** Start of Record extracts **

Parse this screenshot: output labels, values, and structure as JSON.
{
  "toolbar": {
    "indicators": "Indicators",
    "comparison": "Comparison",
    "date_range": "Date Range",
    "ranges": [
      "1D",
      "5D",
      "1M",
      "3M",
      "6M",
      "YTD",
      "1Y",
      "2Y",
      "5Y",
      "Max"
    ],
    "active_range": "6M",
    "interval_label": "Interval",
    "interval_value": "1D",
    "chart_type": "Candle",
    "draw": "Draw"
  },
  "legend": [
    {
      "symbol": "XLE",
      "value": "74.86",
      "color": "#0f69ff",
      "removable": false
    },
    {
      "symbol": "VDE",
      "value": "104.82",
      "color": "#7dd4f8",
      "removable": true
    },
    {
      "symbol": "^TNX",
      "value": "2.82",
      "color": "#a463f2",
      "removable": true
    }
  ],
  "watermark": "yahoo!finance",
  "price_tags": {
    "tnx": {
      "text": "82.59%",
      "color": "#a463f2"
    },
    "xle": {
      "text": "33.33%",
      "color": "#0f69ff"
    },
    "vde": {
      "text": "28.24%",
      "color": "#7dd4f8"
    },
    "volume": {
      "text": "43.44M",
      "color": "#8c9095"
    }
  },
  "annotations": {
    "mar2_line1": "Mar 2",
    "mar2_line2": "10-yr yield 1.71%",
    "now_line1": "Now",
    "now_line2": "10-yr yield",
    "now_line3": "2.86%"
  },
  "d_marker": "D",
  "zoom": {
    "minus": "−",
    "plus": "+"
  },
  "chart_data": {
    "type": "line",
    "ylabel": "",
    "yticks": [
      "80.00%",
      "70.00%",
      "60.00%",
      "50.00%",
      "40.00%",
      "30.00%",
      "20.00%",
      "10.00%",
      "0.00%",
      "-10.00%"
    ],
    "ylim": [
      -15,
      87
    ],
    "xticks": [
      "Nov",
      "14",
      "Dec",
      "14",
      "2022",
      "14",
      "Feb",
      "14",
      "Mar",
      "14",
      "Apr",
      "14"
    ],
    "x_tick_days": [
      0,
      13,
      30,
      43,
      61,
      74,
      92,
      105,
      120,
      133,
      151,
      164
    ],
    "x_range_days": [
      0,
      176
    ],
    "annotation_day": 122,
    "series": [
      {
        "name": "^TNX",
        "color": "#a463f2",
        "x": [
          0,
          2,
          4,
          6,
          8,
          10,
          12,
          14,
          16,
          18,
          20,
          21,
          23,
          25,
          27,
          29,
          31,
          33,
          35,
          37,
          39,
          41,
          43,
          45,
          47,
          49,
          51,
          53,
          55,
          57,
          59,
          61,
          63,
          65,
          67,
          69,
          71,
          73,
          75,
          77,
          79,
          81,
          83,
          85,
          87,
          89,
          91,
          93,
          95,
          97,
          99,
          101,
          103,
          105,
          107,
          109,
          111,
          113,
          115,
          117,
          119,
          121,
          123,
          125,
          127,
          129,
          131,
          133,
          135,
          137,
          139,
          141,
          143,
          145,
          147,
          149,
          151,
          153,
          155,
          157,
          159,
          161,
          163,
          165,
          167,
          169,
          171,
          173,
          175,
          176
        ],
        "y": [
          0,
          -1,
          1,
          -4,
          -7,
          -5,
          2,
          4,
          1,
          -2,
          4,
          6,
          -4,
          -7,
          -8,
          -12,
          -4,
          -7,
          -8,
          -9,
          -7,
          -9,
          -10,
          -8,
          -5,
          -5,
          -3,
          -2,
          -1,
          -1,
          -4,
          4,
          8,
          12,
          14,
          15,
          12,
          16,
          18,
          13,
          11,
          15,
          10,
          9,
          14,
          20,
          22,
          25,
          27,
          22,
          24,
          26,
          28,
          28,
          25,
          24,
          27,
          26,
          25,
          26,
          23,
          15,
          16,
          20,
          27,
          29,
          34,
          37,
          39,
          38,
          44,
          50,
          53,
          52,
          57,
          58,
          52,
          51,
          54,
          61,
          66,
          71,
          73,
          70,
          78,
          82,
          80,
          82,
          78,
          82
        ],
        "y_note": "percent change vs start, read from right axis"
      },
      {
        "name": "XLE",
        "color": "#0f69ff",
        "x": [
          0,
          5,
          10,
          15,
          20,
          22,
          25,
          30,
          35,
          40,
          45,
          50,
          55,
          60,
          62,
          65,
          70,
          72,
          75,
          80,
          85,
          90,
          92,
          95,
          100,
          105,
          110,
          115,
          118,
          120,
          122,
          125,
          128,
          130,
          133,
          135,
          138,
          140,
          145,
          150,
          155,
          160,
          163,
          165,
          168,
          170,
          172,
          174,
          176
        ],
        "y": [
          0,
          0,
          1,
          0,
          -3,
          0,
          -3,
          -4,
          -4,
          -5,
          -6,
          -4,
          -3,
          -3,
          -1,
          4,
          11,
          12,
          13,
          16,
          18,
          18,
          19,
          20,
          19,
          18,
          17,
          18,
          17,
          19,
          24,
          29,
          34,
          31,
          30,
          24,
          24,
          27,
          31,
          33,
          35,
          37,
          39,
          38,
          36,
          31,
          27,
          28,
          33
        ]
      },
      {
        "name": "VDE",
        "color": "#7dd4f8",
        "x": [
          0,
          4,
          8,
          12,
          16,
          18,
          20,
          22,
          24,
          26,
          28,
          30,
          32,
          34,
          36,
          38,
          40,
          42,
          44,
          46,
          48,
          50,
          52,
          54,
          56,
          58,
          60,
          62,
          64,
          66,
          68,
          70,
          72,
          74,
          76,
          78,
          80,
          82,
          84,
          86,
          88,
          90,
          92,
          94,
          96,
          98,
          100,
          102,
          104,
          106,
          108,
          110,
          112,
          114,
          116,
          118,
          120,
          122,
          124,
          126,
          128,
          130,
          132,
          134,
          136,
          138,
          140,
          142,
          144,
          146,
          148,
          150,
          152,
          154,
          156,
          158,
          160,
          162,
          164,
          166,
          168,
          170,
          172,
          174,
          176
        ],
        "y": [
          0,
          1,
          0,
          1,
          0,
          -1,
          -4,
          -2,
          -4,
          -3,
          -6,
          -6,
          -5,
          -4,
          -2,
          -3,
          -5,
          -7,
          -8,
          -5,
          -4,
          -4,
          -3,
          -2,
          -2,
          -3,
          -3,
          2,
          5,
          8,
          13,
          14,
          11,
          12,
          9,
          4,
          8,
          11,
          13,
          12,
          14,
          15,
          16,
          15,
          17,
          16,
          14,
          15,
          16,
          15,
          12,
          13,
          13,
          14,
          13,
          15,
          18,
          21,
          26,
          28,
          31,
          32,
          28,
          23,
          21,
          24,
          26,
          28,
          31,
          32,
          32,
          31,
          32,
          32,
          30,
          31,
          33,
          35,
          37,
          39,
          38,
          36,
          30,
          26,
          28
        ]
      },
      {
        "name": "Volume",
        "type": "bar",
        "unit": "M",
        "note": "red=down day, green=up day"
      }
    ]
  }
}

** End of Record extracts **

(The task):
Reproduce each entry from the records above, character for character.

(Expected answer):
Parse this screenshot: output labels, values, and structure as JSON.
{
  "toolbar": {
    "indicators": "Indicators",
    "comparison": "Comparison",
    "date_range": "Date Range",
    "ranges": [
      "1D",
      "5D",
      "1M",
      "3M",
      "6M",
      "YTD",
      "1Y",
      "2Y",
      "5Y",
      "Max"
    ],
    "active_range": "6M",
    "interval_label": "Interval",
    "interval_value": "1D",
    "chart_type": "Candle",
    "draw": "Draw"
  },
  "legend": [
    {
      "symbol": "XLE",
      "value": "74.86",
      "color": "#0f69ff",
      "removable": false
    },
    {
      "symbol": "VDE",
      "value": "104.82",
      "color": "#7dd4f8",
      "removable": true
    },
    {
      "symbol": "^TNX",
      "value": "2.82",
      "color": "#a463f2",
      "removable": true
    }
  ],
  "watermark": "yahoo!finance",
  "price_tags": {
    "tnx": {
      "text": "82.59%",
      "color": "#a463f2"
    },
    "xle": {
      "text": "33.33%",
      "color": "#0f69ff"
    },
    "vde": {
      "text": "28.24%",
      "color": "#7dd4f8"
    },
    "volume": {
      "text": "43.44M",
      "color": "#8c9095"
    }
  },
  "annotations": {
    "mar2_line1": "Mar 2",
    "mar2_line2": "10-yr yield 1.71%",
    "now_line1": "Now",
    "now_line2": "10-yr yield",
    "now_line3": "2.86%"
  },
  "d_marker": "D",
  "zoom": {
    "minus": "−",
    "plus": "+"
  },
  "chart_data": {
    "type": "line",
    "ylabel": "",
    "yticks": [
      "80.00%",
      "70.00%",
      "60.00%",
      "50.00%",
      "40.00%",
      "30.00%",
      "20.00%",
      "10.00%",
      "0.00%",
      "-10.00%"
    ],
    "ylim": [
      -15,
      87
    ],
    "xticks": [
      "Nov",
      "14",
      "Dec",
      "14",
      "2022",
      "14",
      "Feb",
      "14",
      "Mar",
      "14",
      "Apr",
      "14"
    ],
    "x_tick_days": [
      0,
      13,
      30,
      43,
      61,
      74,
      92,
      105,
      120,
      133,
      151,
      164
    ],
    "x_range_days": [
      0,
      176
    ],
    "annotation_day": 122,
    "series": [
      {
        "name": "^TNX",
        "color": "#a463f2",
        "x": [
          0,
          2,
          4,
          6,
          8,
          10,
          12,
          14,
          16,
          18,
          20,
          21,
          23,
          25,
          27,
          29,
          31,
          33,
          35,
          37,
          39,
          41,
          43,
          45,
          47,
          49,
          51,
          53,
          55,
          57,
          59,
          61,
          63,
          65,
          67,
          69,
          71,
          73,
          75,
          77,
          79,
          81,
          83,
          85,
          87,
          89,
          91,
          93,
          95,
          97,
          99,
          101,
          103,
          105,
          107,
          109,
          111,
          113,
          115,
          117,
          119,
          121,
          123,
          125,
          127,
          129,
          131,
          133,
          135,
          137,
          139,
          141,
          143,
          145,
          147,
          149,
          151,
          153,
          155,
          157,
          159,
          161,
          163,
          165,
          167,
          169,
          171,
          173,
          175,
          176
        ],
        "y": [
          0,
          -1,
          1,
          -4,
          -7,
          -5,
          2,
          4,
          1,
          -2,
          4,
          6,
          -4,
          -7,
          -8,
          -12,
          -4,
          -7,
          -8,
          -9,
          -7,
          -9,
          -10,
          -8,
          -5,
          -5,
          -3,
          -2,
          -1,
          -1,
          -4,
          4,
          8,
          12,
          14,
          15,
          12,
          16,
          18,
          13,
          11,
          15,
          10,
          9,
          14,
          20,
          22,
          25,
          27,
          22,
          24,
          26,
          28,
          28,
          25,
          24,
          27,
          26,
          25,
          26,
          23,
          15,
          16,
          20,
          27,
          29,
          34,
          37,
          39,
          38,
          44,
          50,
          53,
          52,
          57,
          58,
          52,
          51,
          54,
          61,
          66,
          71,
          73,
          70,
          78,
          82,
          80,
          82,
          78,
          82
        ],
        "y_note": "percent change vs start, read from right axis"
      },
      {
        "name": "XLE",
        "color": "#0f69ff",
        "x": [
          0,
          5,
          10,
          15,
          20,
          22,
          25,
          30,
          35,
          40,
          45,
          50,
          55,
          60,
          62,
          65,
          70,
          72,
          75,
          80,
          85,
          90,
          92,
          95,
          100,
          105,
          110,
          115,
          118,
          120,
          122,
          125,
          128,
          130,
          133,
          135,
          138,
          140,
          145,
          150,
          155,
          160,
          163,
          165,
          168,
          170,
          172,
          174,
          176
        ],
        "y": [
          0,
          0,
          1,
          0,
          -3,
          0,
          -3,
          -4,
          -4,
          -5,
          -6,
          -4,
          -3,
          -3,
          -1,
          4,
          11,
          12,
          13,
          16,
          18,
          18,
          19,
          20,
          19,
          18,
          17,
          18,
          17,
          19,
          24,
          29,
          34,
          31,
          30,
          24,
          24,
          27,
          31,
          33,
          35,
          37,
          39,
          38,
          36,
          31,
          27,
          28,
          33
        ]
      },
      {
        "name": "VDE",
        "color": "#7dd4f8",
        "x": [
          0,
          4,
          8,
          12,
          16,
          18,
          20,
          22,
          24,
          26,
          28,
          30,
          32,
          34,
          36,
          38,
          40,
          42,
          44,
          46,
          48,
          50,
          52,
          54,
          56,
          58,
          60,
          62,
          64,
          66,
          68,
          70,
          72,
          74,
          76,
          78,
          80,
          82,
          84,
          86,
          88,
          90,
          92,
          94,
          96,
          98,
          100,
          102,
          104,
          106,
          108,
          110,
          112,
          114,
          116,
          118,
          120,
          122,
          124,
          126,
          128,
          130,
          132,
          134,
          136,
          138,
          140,
          142,
          144,
          146,
          148,
          150,
          152,
          154,
          156,
          158,
          160,
          162,
          164,
          166,
          168,
          170,
          172,
          174,
          176
        ],
        "y": [
          0,
          1,
          0,
          1,
          0,
          -1,
          -4,
          -2,
          -4,
          -3,
          -6,
          -6,
          -5,
          -4,
          -2,
          -3,
          -5,
          -7,
          -8,
          -5,
          -4,
          -4,
          -3,
          -2,
          -2,
          -3,
          -3,
          2,
          5,
          8,
          13,
          14,
          11,
          12,
          9,
          4,
          8,
          11,
          13,
          12,
          14,
          15,
          16,
          15,
          17,
          16,
          14,
          15,
          16,
          15,
          12,
          13,
          13,
          14,
          13,
          15,
          18,
          21,
          26,
          28,
          31,
          32,
          28,
          23,
          21,
          24,
          26,
          28,
          31,
          32,
          32,
          31,
          32,
          32,
          30,
          31,
          33,
          35,
          37,
          39,
          38,
          36,
          30,
          26,
          28
        ]
      },
      {
        "name": "Volume",
        "type": "bar",
        "unit": "M",
        "note": "red=down day, green=up day"
      }
    ]
  }
}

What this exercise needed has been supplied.